[Dataset items]
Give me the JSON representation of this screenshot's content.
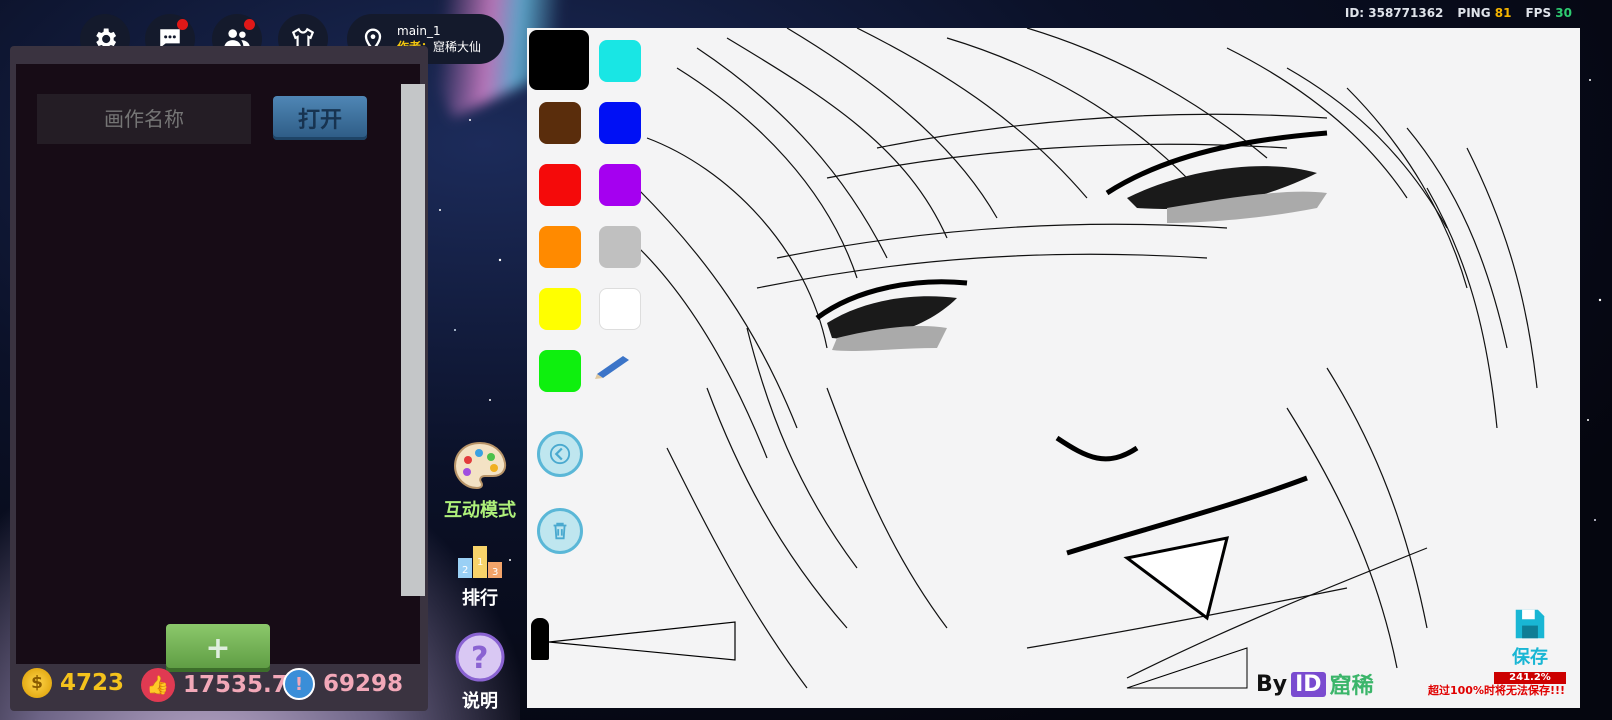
{
  "topbar": {
    "map_name": "main_1",
    "author_label": "作者：",
    "author_name": "窟稀大仙",
    "id_text": "ID: 358771362",
    "ping_label": "PING",
    "ping_value": "81",
    "fps_label": "FPS",
    "fps_value": "30",
    "buttons": [
      "gear-icon",
      "chat-icon",
      "friends-icon",
      "shirt-icon"
    ]
  },
  "panel": {
    "name_placeholder": "画作名称",
    "open_label": "打开",
    "add_label": "+"
  },
  "currencies": {
    "coins": "4723",
    "likes": "17535.7",
    "alerts": "69298"
  },
  "side_menu": {
    "interactive_label": "互动模式",
    "rank_label": "排行",
    "help_label": "说明"
  },
  "palette": {
    "colors": [
      "#000000",
      "#19e6e4",
      "#5a2d0c",
      "#0010f5",
      "#f50a0a",
      "#a500f0",
      "#ff8a00",
      "#c0c0c0",
      "#ffff00",
      "#ffffff",
      "#0ef00e"
    ]
  },
  "canvas": {
    "by_label": "By",
    "id_badge": "ID",
    "by_name": "窟稀",
    "save_label": "保存",
    "usage_percent": "241.2%",
    "warning": "超过100%时将无法保存!!!"
  },
  "colors": {
    "accent_blue": "#19b6d4",
    "warning_red": "#e00000",
    "add_green": "#6aac4c"
  }
}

◆ **WHAT THE EXERCISE ASKS**
Set each line of the records down exactly, leaving every picture out.

◆ **RESPONSE TO THE TASK**
Give me the JSON representation of this screenshot's content.
{
  "topbar": {
    "map_name": "main_1",
    "author_label": "作者：",
    "author_name": "窟稀大仙",
    "id_text": "ID: 358771362",
    "ping_label": "PING",
    "ping_value": "81",
    "fps_label": "FPS",
    "fps_value": "30",
    "buttons": [
      "gear-icon",
      "chat-icon",
      "friends-icon",
      "shirt-icon"
    ]
  },
  "panel": {
    "name_placeholder": "画作名称",
    "open_label": "打开",
    "add_label": "+"
  },
  "currencies": {
    "coins": "4723",
    "likes": "17535.7",
    "alerts": "69298"
  },
  "side_menu": {
    "interactive_label": "互动模式",
    "rank_label": "排行",
    "help_label": "说明"
  },
  "palette": {
    "colors": [
      "#000000",
      "#19e6e4",
      "#5a2d0c",
      "#0010f5",
      "#f50a0a",
      "#a500f0",
      "#ff8a00",
      "#c0c0c0",
      "#ffff00",
      "#ffffff",
      "#0ef00e"
    ]
  },
  "canvas": {
    "by_label": "By",
    "id_badge": "ID",
    "by_name": "窟稀",
    "save_label": "保存",
    "usage_percent": "241.2%",
    "warning": "超过100%时将无法保存!!!"
  },
  "colors": {
    "accent_blue": "#19b6d4",
    "warning_red": "#e00000",
    "add_green": "#6aac4c"
  }
}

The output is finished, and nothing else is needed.